# Start of Entries shown

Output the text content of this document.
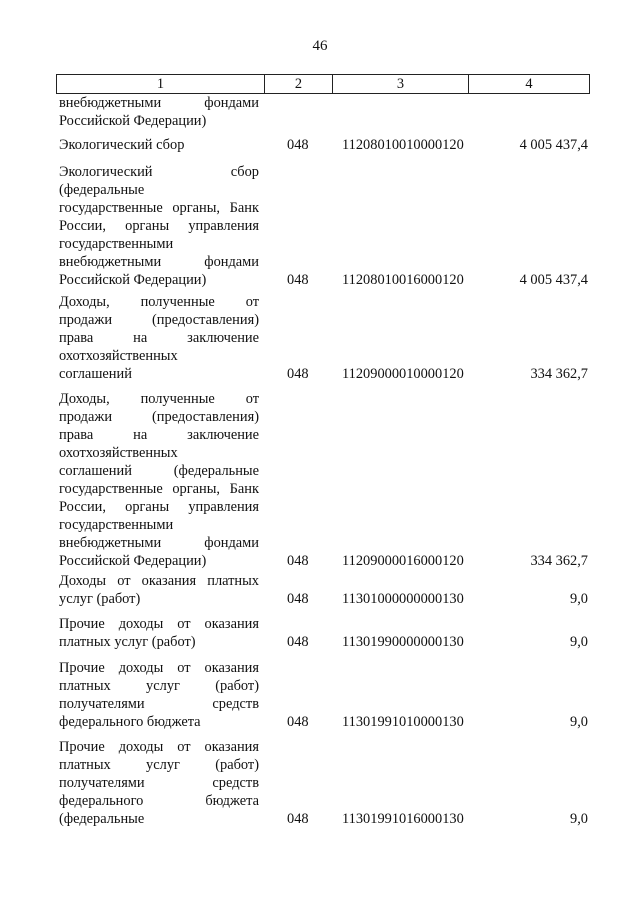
46
1	2	3	4
внебюджетными фондами
Российской Федерации)
Экологический сбор	048 11208010010000120	4 005 437,4
Экологический сбор
(федеральные
государственные органы, Банк
России, органы управления
государственными
внебюджетными фондами
Российской Федерации)	048 11208010016000120	4 005 437,4
Доходы, полученные от
продажи (предоставления)
права на заключение
охотхозяйственных
соглашений	048 11209000010000120	334 362,7
Доходы, полученные от
продажи (предоставления)
права на заключение
охотхозяйственных
соглашений (федеральные
государственные органы, Банк
России, органы управления
государственными
внебюджетными фондами
Российской Федерации)	048 11209000016000120	334 362,7
Доходы от оказания платных
услуг (работ)	048 11301000000000130	9,0
Прочие доходы от оказания
платных услуг (работ)	048 11301990000000130	9,0
Прочие доходы от оказания
платных услуг (работ)
получателями средств
федерального бюджета	048 11301991010000130	9,0
Прочие доходы от оказания
платных услуг (работ)
получателями средств
федерального бюджета
(федеральные	048 11301991016000130	9,0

# End of Entries shown

# Written exercise
Write out the full set of lines verbatim, without the pictures.

# Response to the task
Output the text content of this document.
46
1	2	3	4
внебюджетными фондами
Российской Федерации)
Экологический сбор	048 11208010010000120	4 005 437,4
Экологический сбор
(федеральные
государственные органы, Банк
России, органы управления
государственными
внебюджетными фондами
Российской Федерации)	048 11208010016000120	4 005 437,4
Доходы, полученные от
продажи (предоставления)
права на заключение
охотхозяйственных
соглашений	048 11209000010000120	334 362,7
Доходы, полученные от
продажи (предоставления)
права на заключение
охотхозяйственных
соглашений (федеральные
государственные органы, Банк
России, органы управления
государственными
внебюджетными фондами
Российской Федерации)	048 11209000016000120	334 362,7
Доходы от оказания платных
услуг (работ)	048 11301000000000130	9,0
Прочие доходы от оказания
платных услуг (работ)	048 11301990000000130	9,0
Прочие доходы от оказания
платных услуг (работ)
получателями средств
федерального бюджета	048 11301991010000130	9,0
Прочие доходы от оказания
платных услуг (работ)
получателями средств
федерального бюджета
(федеральные	048 11301991016000130	9,0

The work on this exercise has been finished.